Given request =>
In the listing that follows, how many lines contain the string "structured"? Provide only the number.
------ Entries shown
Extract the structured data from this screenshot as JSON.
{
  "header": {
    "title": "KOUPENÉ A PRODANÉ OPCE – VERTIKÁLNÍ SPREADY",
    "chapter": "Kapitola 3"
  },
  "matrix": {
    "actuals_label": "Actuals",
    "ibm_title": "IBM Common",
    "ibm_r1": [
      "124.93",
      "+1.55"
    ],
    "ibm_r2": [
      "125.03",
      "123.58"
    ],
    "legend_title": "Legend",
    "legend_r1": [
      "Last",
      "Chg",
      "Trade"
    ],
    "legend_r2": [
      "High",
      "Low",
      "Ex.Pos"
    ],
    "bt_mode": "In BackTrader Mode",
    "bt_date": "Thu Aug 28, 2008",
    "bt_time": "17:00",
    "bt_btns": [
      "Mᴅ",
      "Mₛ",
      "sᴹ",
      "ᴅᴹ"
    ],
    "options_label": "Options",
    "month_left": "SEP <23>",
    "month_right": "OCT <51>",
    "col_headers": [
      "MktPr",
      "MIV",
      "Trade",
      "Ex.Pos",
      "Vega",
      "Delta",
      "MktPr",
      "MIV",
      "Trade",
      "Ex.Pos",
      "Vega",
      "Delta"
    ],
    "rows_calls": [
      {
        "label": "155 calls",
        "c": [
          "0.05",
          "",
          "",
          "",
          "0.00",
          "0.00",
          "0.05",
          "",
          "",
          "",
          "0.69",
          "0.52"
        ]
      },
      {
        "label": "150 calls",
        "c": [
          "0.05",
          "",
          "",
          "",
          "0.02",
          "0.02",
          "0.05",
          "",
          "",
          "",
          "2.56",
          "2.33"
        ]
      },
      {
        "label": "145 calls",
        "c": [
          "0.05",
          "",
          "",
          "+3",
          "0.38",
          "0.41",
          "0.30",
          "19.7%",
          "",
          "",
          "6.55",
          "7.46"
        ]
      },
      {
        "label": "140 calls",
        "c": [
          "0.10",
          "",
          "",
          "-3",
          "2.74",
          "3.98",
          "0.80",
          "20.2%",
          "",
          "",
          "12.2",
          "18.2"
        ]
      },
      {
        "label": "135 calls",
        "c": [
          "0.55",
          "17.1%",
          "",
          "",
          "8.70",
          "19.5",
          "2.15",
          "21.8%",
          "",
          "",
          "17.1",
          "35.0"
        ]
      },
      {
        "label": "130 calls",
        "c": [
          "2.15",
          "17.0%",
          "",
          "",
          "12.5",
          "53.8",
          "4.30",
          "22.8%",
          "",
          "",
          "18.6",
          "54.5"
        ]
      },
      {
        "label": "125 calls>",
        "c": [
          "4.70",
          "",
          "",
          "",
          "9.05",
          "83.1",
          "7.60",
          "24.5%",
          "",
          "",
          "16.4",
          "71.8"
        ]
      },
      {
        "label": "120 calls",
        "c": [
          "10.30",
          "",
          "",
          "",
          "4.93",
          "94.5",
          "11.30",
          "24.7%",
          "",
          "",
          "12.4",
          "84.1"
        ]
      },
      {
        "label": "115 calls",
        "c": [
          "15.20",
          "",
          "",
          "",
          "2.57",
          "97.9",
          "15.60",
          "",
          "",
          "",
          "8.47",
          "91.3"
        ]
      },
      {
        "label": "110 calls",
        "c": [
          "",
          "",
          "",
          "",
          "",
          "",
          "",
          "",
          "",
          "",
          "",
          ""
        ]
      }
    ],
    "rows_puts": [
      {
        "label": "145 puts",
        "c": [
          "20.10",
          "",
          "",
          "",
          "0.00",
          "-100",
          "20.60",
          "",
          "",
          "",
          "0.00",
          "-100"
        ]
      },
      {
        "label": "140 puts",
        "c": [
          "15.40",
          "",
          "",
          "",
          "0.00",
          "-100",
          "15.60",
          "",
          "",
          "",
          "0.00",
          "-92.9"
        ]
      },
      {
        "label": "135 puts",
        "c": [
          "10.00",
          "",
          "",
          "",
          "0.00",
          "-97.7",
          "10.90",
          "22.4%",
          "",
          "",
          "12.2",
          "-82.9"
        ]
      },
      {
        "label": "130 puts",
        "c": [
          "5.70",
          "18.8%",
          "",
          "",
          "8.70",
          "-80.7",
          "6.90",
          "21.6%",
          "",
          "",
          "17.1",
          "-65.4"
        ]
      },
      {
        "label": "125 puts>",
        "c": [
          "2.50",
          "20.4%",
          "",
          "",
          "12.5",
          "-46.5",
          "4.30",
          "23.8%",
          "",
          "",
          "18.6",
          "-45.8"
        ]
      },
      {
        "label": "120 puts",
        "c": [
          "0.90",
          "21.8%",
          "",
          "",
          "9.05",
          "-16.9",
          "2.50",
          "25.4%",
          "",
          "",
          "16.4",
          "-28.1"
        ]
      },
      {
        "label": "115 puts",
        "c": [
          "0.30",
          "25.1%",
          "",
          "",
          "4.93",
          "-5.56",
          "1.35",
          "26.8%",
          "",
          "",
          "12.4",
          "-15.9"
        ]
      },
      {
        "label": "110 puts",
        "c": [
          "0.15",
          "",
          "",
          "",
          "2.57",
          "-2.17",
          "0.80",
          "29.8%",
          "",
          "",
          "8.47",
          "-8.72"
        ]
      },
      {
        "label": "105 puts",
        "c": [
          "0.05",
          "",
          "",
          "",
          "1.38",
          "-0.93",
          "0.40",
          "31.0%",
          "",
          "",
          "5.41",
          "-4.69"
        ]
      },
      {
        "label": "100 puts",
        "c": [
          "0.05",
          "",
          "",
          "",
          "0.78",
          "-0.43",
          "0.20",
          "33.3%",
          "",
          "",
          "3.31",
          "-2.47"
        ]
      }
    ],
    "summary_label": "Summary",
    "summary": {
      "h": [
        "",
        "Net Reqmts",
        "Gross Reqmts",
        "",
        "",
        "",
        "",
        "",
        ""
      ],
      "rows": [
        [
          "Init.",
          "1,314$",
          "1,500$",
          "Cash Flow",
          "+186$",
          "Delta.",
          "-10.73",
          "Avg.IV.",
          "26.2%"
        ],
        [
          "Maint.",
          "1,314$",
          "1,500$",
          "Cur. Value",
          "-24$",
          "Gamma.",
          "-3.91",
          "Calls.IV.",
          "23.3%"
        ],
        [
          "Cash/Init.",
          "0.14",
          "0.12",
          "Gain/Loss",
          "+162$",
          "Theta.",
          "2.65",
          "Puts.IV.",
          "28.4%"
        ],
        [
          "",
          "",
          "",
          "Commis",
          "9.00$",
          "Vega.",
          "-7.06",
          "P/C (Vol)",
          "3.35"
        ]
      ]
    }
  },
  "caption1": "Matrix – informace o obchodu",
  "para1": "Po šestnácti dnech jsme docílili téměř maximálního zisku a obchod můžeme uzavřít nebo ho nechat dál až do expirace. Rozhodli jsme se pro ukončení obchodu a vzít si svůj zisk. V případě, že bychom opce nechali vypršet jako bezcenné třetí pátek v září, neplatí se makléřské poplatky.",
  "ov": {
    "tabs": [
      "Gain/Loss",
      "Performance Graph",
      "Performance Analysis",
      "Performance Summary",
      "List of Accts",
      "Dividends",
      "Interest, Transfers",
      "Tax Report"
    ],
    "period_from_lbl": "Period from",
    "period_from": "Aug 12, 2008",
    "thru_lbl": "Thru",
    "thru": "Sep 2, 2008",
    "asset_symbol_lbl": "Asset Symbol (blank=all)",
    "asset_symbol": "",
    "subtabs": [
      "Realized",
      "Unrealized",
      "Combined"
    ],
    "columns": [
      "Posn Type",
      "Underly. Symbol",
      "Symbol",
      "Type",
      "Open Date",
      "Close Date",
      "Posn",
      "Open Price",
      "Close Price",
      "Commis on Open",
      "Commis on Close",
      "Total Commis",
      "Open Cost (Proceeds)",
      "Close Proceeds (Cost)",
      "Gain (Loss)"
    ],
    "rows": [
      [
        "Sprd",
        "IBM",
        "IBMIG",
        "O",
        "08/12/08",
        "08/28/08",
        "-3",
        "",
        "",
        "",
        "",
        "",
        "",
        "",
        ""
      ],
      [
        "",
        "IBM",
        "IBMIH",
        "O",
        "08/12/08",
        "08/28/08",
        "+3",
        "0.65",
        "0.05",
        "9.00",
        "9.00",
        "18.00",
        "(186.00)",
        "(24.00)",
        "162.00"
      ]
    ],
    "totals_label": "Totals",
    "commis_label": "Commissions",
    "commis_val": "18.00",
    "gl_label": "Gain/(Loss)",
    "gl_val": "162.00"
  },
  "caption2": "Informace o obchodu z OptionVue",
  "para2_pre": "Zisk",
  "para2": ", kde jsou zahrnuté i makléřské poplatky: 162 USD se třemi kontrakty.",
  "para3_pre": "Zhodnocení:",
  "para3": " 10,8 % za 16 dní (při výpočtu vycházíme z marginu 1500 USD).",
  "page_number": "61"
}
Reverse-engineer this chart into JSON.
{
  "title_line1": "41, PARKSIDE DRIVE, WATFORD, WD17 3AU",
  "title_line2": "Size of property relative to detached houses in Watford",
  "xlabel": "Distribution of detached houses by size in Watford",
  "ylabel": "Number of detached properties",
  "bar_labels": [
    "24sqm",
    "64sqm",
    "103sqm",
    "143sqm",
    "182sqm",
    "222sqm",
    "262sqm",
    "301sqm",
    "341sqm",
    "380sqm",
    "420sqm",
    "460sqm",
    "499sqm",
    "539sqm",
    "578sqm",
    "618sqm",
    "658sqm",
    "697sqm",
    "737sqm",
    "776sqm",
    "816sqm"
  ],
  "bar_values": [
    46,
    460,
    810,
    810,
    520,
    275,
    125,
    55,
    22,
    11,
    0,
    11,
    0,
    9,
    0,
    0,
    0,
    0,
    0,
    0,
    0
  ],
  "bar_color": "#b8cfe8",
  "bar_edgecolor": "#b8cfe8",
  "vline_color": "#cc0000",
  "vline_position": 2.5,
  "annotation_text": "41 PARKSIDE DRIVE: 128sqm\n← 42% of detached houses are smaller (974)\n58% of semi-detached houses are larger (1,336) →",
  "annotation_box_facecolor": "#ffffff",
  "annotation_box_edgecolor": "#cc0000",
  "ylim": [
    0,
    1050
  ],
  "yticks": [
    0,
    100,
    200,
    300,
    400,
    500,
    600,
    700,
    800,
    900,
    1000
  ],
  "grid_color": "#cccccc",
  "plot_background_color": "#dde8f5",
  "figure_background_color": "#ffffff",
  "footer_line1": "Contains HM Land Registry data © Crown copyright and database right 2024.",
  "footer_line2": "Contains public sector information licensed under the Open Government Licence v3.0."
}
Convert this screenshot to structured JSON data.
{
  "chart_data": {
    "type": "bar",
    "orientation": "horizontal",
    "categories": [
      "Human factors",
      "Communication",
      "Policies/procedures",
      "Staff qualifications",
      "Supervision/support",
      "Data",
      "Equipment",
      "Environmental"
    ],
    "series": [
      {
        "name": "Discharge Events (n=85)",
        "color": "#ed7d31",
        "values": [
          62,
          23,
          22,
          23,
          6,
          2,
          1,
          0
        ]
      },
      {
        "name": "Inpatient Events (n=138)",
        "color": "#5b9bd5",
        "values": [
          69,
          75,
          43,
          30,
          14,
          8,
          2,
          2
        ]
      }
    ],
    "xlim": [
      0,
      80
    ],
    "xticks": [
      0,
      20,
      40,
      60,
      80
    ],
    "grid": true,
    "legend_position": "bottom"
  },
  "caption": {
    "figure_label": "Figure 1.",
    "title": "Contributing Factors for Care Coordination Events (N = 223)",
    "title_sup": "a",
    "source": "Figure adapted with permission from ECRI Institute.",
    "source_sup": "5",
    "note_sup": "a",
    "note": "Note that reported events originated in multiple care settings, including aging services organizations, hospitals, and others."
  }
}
------------
The response =>
2